GIVEN TASK:
Extract each row below and reproduce it word for word, with no changes.
— Begin TASK INPUT —
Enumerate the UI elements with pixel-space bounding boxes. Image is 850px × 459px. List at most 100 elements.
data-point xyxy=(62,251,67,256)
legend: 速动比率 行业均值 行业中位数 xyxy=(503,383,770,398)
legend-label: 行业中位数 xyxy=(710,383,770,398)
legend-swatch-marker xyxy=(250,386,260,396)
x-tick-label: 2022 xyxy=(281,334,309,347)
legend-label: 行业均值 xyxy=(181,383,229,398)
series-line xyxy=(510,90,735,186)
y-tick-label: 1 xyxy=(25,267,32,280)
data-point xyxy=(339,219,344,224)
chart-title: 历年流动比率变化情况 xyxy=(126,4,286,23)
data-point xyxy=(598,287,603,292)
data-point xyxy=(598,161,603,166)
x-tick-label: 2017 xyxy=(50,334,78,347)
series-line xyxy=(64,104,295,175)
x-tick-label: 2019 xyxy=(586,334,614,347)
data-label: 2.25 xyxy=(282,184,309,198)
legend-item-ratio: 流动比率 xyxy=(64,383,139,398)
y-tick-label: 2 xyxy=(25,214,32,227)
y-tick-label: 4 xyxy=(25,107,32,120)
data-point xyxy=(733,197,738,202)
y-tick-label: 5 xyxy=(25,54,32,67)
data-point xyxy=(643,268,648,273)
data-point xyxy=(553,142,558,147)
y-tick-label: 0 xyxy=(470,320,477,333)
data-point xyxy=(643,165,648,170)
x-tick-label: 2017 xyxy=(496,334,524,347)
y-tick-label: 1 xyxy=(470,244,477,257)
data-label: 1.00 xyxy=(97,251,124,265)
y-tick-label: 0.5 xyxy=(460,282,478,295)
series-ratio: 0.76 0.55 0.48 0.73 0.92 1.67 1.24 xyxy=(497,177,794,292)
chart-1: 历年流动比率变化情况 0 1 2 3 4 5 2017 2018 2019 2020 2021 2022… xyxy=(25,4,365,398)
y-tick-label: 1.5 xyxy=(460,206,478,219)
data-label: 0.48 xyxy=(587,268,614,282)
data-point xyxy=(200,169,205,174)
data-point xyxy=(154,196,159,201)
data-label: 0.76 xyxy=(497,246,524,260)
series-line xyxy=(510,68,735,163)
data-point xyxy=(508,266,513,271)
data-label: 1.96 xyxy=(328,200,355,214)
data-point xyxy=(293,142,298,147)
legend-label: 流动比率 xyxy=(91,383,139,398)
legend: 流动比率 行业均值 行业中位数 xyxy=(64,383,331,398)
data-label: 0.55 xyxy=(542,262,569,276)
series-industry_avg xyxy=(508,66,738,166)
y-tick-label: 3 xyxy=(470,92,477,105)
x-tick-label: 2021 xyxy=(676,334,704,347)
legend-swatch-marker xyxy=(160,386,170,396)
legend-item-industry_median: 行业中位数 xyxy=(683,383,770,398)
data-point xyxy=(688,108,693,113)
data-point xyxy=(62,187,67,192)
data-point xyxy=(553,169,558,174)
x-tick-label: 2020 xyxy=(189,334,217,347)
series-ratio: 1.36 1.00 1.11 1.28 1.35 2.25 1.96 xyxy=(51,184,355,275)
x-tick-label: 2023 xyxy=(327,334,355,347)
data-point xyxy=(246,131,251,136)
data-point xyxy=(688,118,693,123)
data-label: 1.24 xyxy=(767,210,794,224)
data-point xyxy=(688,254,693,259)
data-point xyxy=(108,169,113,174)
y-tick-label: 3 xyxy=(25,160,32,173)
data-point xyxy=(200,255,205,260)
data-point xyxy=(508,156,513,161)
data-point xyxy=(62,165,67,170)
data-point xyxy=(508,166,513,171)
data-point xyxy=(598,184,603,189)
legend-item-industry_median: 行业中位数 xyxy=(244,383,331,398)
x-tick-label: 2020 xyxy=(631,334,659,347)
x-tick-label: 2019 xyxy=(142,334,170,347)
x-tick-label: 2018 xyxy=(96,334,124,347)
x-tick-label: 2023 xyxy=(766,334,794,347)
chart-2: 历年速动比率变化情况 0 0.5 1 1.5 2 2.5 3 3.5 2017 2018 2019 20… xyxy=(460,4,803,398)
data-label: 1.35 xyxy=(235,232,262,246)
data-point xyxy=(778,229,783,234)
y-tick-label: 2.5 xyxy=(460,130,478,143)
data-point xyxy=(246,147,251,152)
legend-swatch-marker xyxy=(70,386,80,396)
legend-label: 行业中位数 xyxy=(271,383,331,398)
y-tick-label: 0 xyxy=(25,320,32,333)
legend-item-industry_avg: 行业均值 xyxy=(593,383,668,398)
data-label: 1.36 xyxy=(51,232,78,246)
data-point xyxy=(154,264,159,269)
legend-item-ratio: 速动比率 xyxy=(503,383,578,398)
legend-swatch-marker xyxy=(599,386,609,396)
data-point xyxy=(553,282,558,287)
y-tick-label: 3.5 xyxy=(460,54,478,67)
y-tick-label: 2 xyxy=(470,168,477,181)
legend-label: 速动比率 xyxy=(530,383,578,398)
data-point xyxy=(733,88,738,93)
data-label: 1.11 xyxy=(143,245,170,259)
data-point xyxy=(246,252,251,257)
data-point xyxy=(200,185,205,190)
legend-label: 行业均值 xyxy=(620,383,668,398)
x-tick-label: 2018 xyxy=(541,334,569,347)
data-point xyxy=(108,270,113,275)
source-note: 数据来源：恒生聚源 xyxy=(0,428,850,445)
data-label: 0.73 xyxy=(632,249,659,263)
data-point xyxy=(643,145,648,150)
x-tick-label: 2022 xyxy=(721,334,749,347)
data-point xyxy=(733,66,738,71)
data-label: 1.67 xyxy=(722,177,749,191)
— End TASK INPUT —
OUTPUT BELOW:
Enumerate the UI elements with pixel-space bounding boxes. Image is 850px × 459px. List at most 100 elements.
data-point xyxy=(62,251,67,256)
legend: 速动比率 行业均值 行业中位数 xyxy=(503,383,770,398)
legend-label: 行业中位数 xyxy=(710,383,770,398)
legend-swatch-marker xyxy=(250,386,260,396)
x-tick-label: 2022 xyxy=(281,334,309,347)
legend-label: 行业均值 xyxy=(181,383,229,398)
series-line xyxy=(510,90,735,186)
y-tick-label: 1 xyxy=(25,267,32,280)
data-point xyxy=(339,219,344,224)
chart-title: 历年流动比率变化情况 xyxy=(126,4,286,23)
data-point xyxy=(598,287,603,292)
data-point xyxy=(598,161,603,166)
x-tick-label: 2017 xyxy=(50,334,78,347)
series-line xyxy=(64,104,295,175)
x-tick-label: 2019 xyxy=(586,334,614,347)
data-label: 2.25 xyxy=(282,184,309,198)
legend-item-ratio: 流动比率 xyxy=(64,383,139,398)
y-tick-label: 2 xyxy=(25,214,32,227)
y-tick-label: 4 xyxy=(25,107,32,120)
data-point xyxy=(733,197,738,202)
y-tick-label: 5 xyxy=(25,54,32,67)
data-point xyxy=(643,268,648,273)
data-point xyxy=(553,142,558,147)
y-tick-label: 0 xyxy=(470,320,477,333)
data-point xyxy=(643,165,648,170)
x-tick-label: 2017 xyxy=(496,334,524,347)
y-tick-label: 1 xyxy=(470,244,477,257)
data-label: 1.00 xyxy=(97,251,124,265)
y-tick-label: 0.5 xyxy=(460,282,478,295)
series-ratio: 0.76 0.55 0.48 0.73 0.92 1.67 1.24 xyxy=(497,177,794,292)
chart-1: 历年流动比率变化情况 0 1 2 3 4 5 2017 2018 2019 2020 2021 2022… xyxy=(25,4,365,398)
y-tick-label: 1.5 xyxy=(460,206,478,219)
data-label: 0.48 xyxy=(587,268,614,282)
data-point xyxy=(200,169,205,174)
data-point xyxy=(154,196,159,201)
data-label: 0.76 xyxy=(497,246,524,260)
series-line xyxy=(510,68,735,163)
data-point xyxy=(508,266,513,271)
data-label: 1.96 xyxy=(328,200,355,214)
data-point xyxy=(293,142,298,147)
legend-label: 流动比率 xyxy=(91,383,139,398)
legend: 流动比率 行业均值 行业中位数 xyxy=(64,383,331,398)
data-label: 0.55 xyxy=(542,262,569,276)
series-industry_avg xyxy=(508,66,738,166)
y-tick-label: 3 xyxy=(470,92,477,105)
x-tick-label: 2021 xyxy=(676,334,704,347)
legend-swatch-marker xyxy=(160,386,170,396)
legend-item-industry_median: 行业中位数 xyxy=(683,383,770,398)
data-point xyxy=(688,108,693,113)
data-point xyxy=(62,187,67,192)
data-point xyxy=(553,169,558,174)
x-tick-label: 2020 xyxy=(189,334,217,347)
series-ratio: 1.36 1.00 1.11 1.28 1.35 2.25 1.96 xyxy=(51,184,355,275)
x-tick-label: 2023 xyxy=(327,334,355,347)
data-point xyxy=(246,131,251,136)
data-point xyxy=(688,118,693,123)
data-label: 1.24 xyxy=(767,210,794,224)
data-point xyxy=(688,254,693,259)
data-point xyxy=(108,169,113,174)
y-tick-label: 3 xyxy=(25,160,32,173)
data-point xyxy=(200,255,205,260)
data-point xyxy=(508,156,513,161)
data-point xyxy=(62,165,67,170)
data-point xyxy=(508,166,513,171)
data-point xyxy=(598,184,603,189)
legend-item-industry_median: 行业中位数 xyxy=(244,383,331,398)
x-tick-label: 2020 xyxy=(631,334,659,347)
x-tick-label: 2019 xyxy=(142,334,170,347)
x-tick-label: 2018 xyxy=(96,334,124,347)
x-tick-label: 2023 xyxy=(766,334,794,347)
chart-2: 历年速动比率变化情况 0 0.5 1 1.5 2 2.5 3 3.5 2017 2018 2019 20… xyxy=(460,4,803,398)
data-label: 1.35 xyxy=(235,232,262,246)
data-point xyxy=(778,229,783,234)
y-tick-label: 2.5 xyxy=(460,130,478,143)
data-point xyxy=(246,147,251,152)
legend-swatch-marker xyxy=(70,386,80,396)
legend-label: 行业中位数 xyxy=(271,383,331,398)
y-tick-label: 0 xyxy=(25,320,32,333)
legend-item-industry_avg: 行业均值 xyxy=(593,383,668,398)
data-label: 1.36 xyxy=(51,232,78,246)
data-point xyxy=(154,264,159,269)
legend-item-ratio: 速动比率 xyxy=(503,383,578,398)
legend-swatch-marker xyxy=(599,386,609,396)
data-point xyxy=(553,282,558,287)
y-tick-label: 3.5 xyxy=(460,54,478,67)
y-tick-label: 2 xyxy=(470,168,477,181)
legend-label: 速动比率 xyxy=(530,383,578,398)
data-point xyxy=(733,88,738,93)
data-label: 1.11 xyxy=(143,245,170,259)
data-point xyxy=(246,252,251,257)
data-point xyxy=(200,185,205,190)
legend-label: 行业均值 xyxy=(620,383,668,398)
x-tick-label: 2018 xyxy=(541,334,569,347)
data-point xyxy=(108,270,113,275)
source-note: 数据来源：恒生聚源 xyxy=(0,428,850,445)
data-label: 0.73 xyxy=(632,249,659,263)
data-point xyxy=(643,145,648,150)
x-tick-label: 2022 xyxy=(721,334,749,347)
data-point xyxy=(733,66,738,71)
data-label: 1.67 xyxy=(722,177,749,191)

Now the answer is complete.